**What this task involves**
Type out the complete listing below word for word, without its pictures.

**Raw records**
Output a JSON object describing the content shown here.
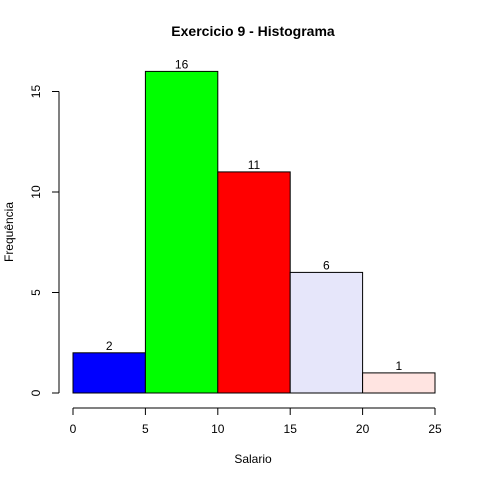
{
  "chart_data": {
    "type": "bar",
    "title": "Exercicio 9 - Histograma",
    "xlabel": "Salario",
    "ylabel": "Frequência",
    "bins": [
      {
        "from": 0,
        "to": 5,
        "value": 2,
        "label": "2",
        "color": "#0000FF"
      },
      {
        "from": 5,
        "to": 10,
        "value": 16,
        "label": "16",
        "color": "#00FF00"
      },
      {
        "from": 10,
        "to": 15,
        "value": 11,
        "label": "11",
        "color": "#FF0000"
      },
      {
        "from": 15,
        "to": 20,
        "value": 6,
        "label": "6",
        "color": "#E6E6FA"
      },
      {
        "from": 20,
        "to": 25,
        "value": 1,
        "label": "1",
        "color": "#FFE4E1"
      }
    ],
    "xlim": [
      0,
      25
    ],
    "ylim": [
      0,
      16
    ],
    "xticks": [
      0,
      5,
      10,
      15,
      20,
      25
    ],
    "xtick_labels": [
      "0",
      "5",
      "10",
      "15",
      "20",
      "25"
    ],
    "yticks": [
      0,
      5,
      10,
      15
    ],
    "ytick_labels": [
      "0",
      "5",
      "10",
      "15"
    ],
    "grid": false
  }
}
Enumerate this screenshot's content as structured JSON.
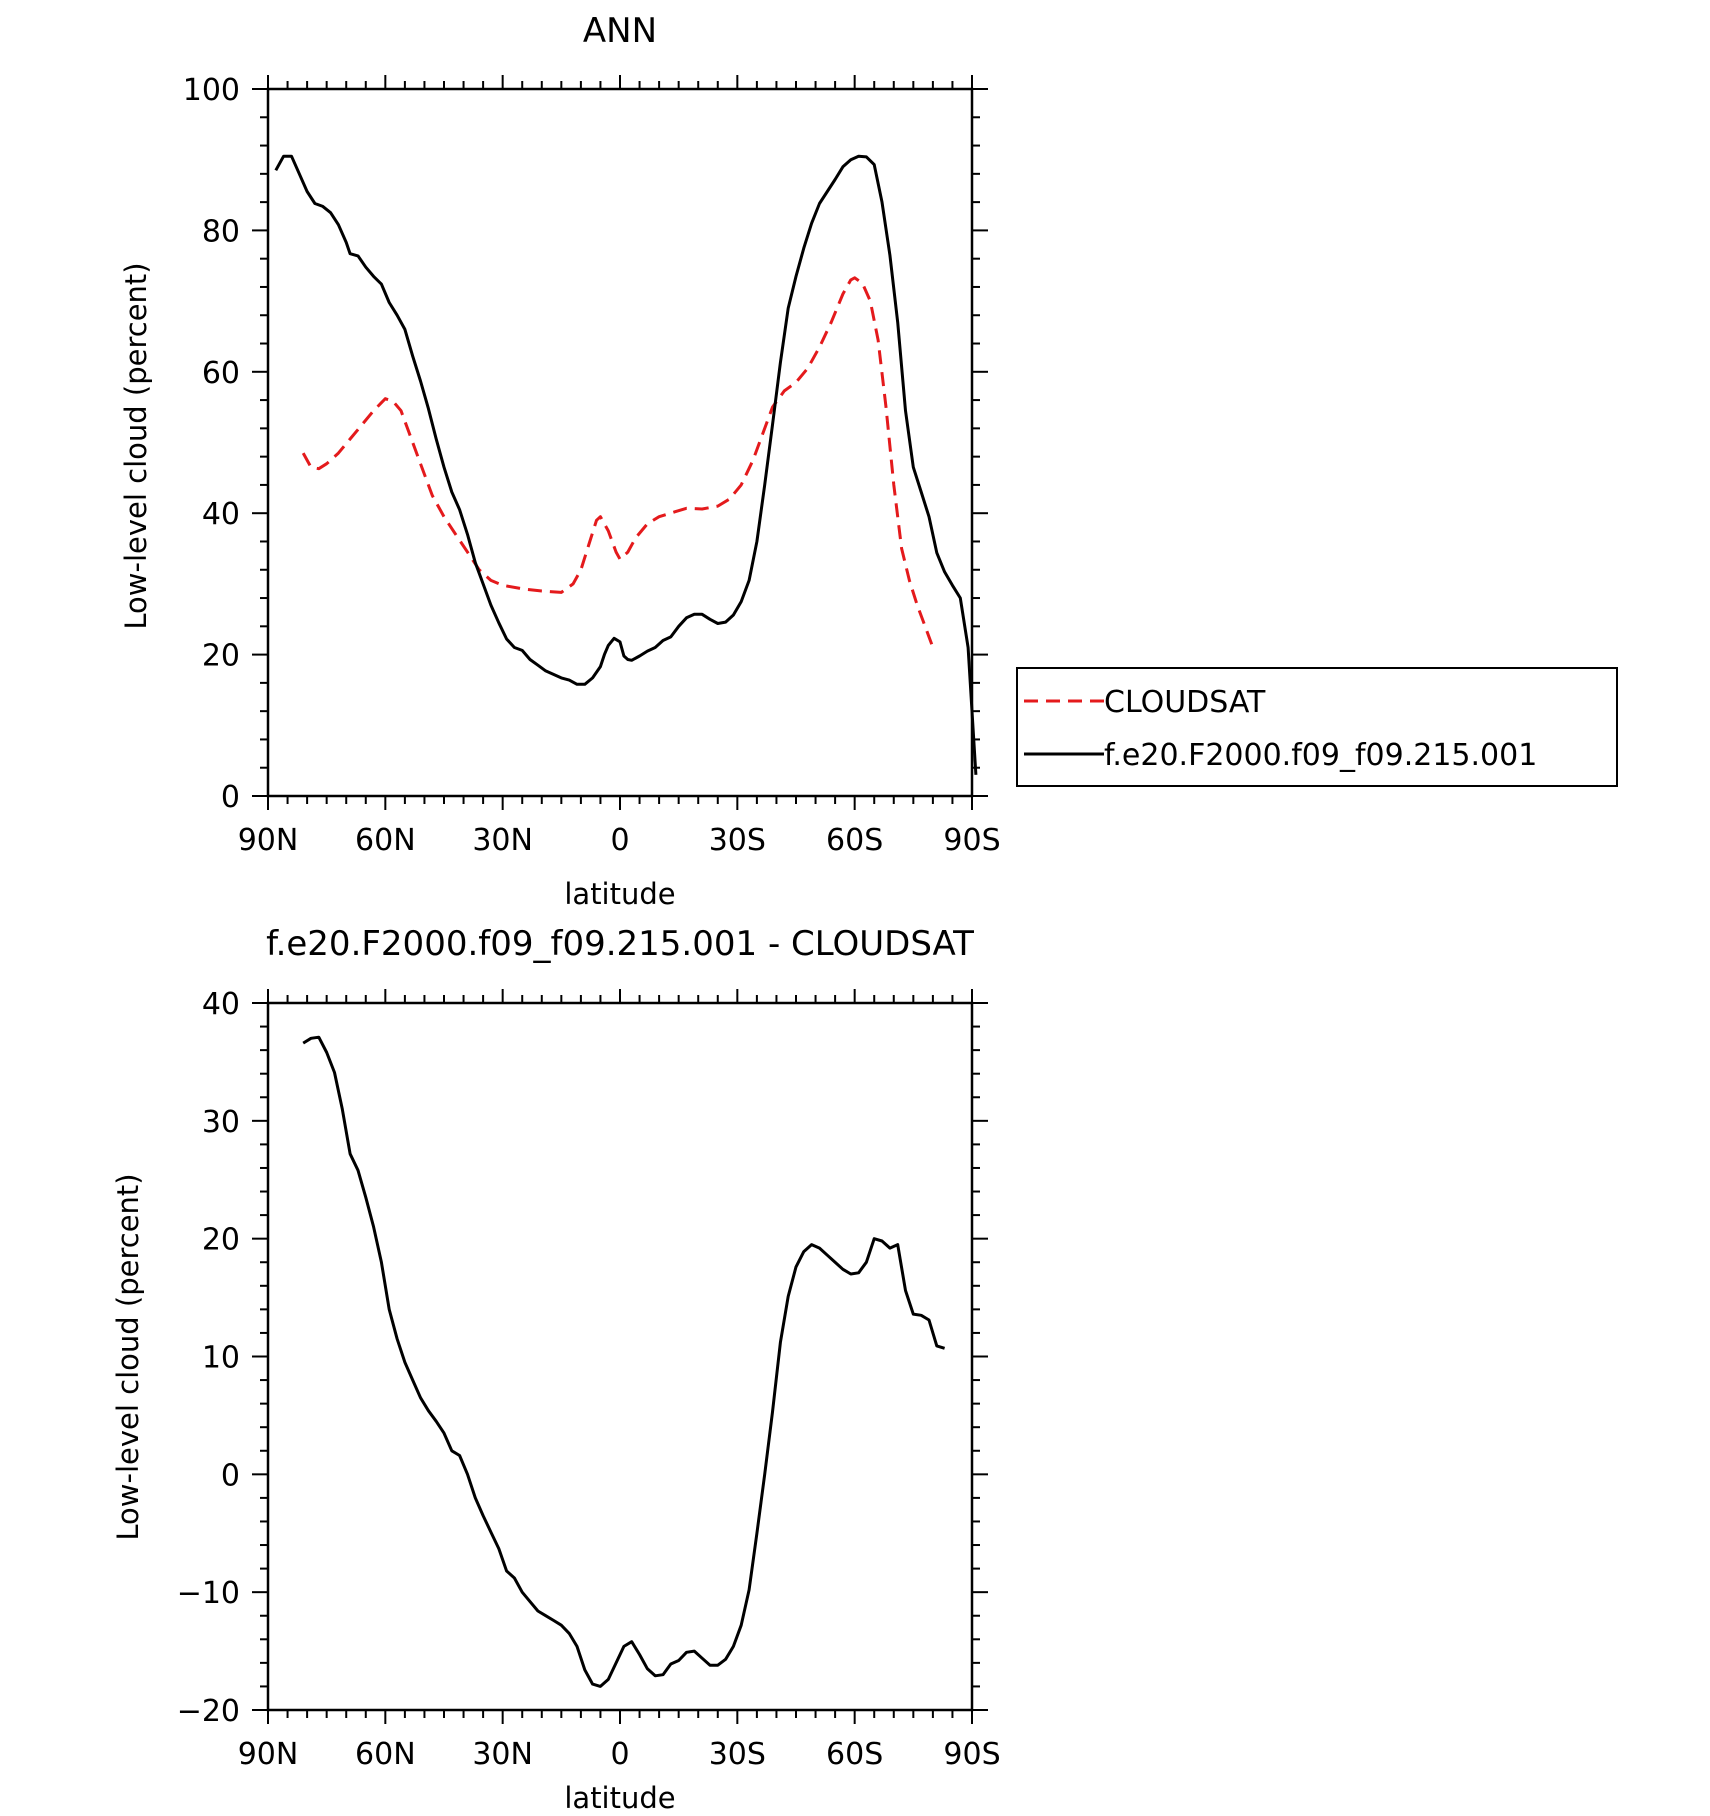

**Worked answer**
Output a JSON object describing the content shown here.
{
  "chart_data": {
    "type": "bar",
    "title": "Exercicio 9 - Histograma",
    "xlabel": "Salario",
    "ylabel": "Frequência",
    "bins": [
      {
        "from": 0,
        "to": 5,
        "value": 2,
        "label": "2",
        "color": "#0000FF"
      },
      {
        "from": 5,
        "to": 10,
        "value": 16,
        "label": "16",
        "color": "#00FF00"
      },
      {
        "from": 10,
        "to": 15,
        "value": 11,
        "label": "11",
        "color": "#FF0000"
      },
      {
        "from": 15,
        "to": 20,
        "value": 6,
        "label": "6",
        "color": "#E6E6FA"
      },
      {
        "from": 20,
        "to": 25,
        "value": 1,
        "label": "1",
        "color": "#FFE4E1"
      }
    ],
    "xlim": [
      0,
      25
    ],
    "ylim": [
      0,
      16
    ],
    "xticks": [
      0,
      5,
      10,
      15,
      20,
      25
    ],
    "xtick_labels": [
      "0",
      "5",
      "10",
      "15",
      "20",
      "25"
    ],
    "yticks": [
      0,
      5,
      10,
      15
    ],
    "ytick_labels": [
      "0",
      "5",
      "10",
      "15"
    ],
    "grid": false
  }
}
Enumerate this screenshot's content as structured JSON.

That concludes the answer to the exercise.